◆ Problem ◆
Every entry below is to be copied exactly, with nothing omitted.

(Figure content listings)

───

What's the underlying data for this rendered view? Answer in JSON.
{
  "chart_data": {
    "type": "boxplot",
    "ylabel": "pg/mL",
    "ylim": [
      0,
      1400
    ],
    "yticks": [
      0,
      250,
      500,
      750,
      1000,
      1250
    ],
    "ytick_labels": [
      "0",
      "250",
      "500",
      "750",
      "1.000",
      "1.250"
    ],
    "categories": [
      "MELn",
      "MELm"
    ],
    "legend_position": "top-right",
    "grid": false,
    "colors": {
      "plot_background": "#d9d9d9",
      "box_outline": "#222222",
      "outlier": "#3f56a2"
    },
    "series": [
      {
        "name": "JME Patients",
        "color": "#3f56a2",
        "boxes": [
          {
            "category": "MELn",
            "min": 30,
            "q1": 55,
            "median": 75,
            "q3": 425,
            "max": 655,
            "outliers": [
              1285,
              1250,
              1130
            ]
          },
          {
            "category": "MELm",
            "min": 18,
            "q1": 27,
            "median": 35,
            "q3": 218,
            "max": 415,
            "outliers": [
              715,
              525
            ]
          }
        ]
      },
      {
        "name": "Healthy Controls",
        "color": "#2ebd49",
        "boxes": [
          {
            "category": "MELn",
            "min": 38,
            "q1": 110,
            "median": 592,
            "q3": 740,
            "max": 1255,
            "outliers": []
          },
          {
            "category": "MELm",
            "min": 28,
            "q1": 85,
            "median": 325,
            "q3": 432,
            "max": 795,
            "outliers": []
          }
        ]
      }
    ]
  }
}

───

◆ Response ◆
What's the underlying data for this rendered view? Answer in JSON.
{
  "chart_data": {
    "type": "boxplot",
    "ylabel": "pg/mL",
    "ylim": [
      0,
      1400
    ],
    "yticks": [
      0,
      250,
      500,
      750,
      1000,
      1250
    ],
    "ytick_labels": [
      "0",
      "250",
      "500",
      "750",
      "1.000",
      "1.250"
    ],
    "categories": [
      "MELn",
      "MELm"
    ],
    "legend_position": "top-right",
    "grid": false,
    "colors": {
      "plot_background": "#d9d9d9",
      "box_outline": "#222222",
      "outlier": "#3f56a2"
    },
    "series": [
      {
        "name": "JME Patients",
        "color": "#3f56a2",
        "boxes": [
          {
            "category": "MELn",
            "min": 30,
            "q1": 55,
            "median": 75,
            "q3": 425,
            "max": 655,
            "outliers": [
              1285,
              1250,
              1130
            ]
          },
          {
            "category": "MELm",
            "min": 18,
            "q1": 27,
            "median": 35,
            "q3": 218,
            "max": 415,
            "outliers": [
              715,
              525
            ]
          }
        ]
      },
      {
        "name": "Healthy Controls",
        "color": "#2ebd49",
        "boxes": [
          {
            "category": "MELn",
            "min": 38,
            "q1": 110,
            "median": 592,
            "q3": 740,
            "max": 1255,
            "outliers": []
          },
          {
            "category": "MELm",
            "min": 28,
            "q1": 85,
            "median": 325,
            "q3": 432,
            "max": 795,
            "outliers": []
          }
        ]
      }
    ]
  }
}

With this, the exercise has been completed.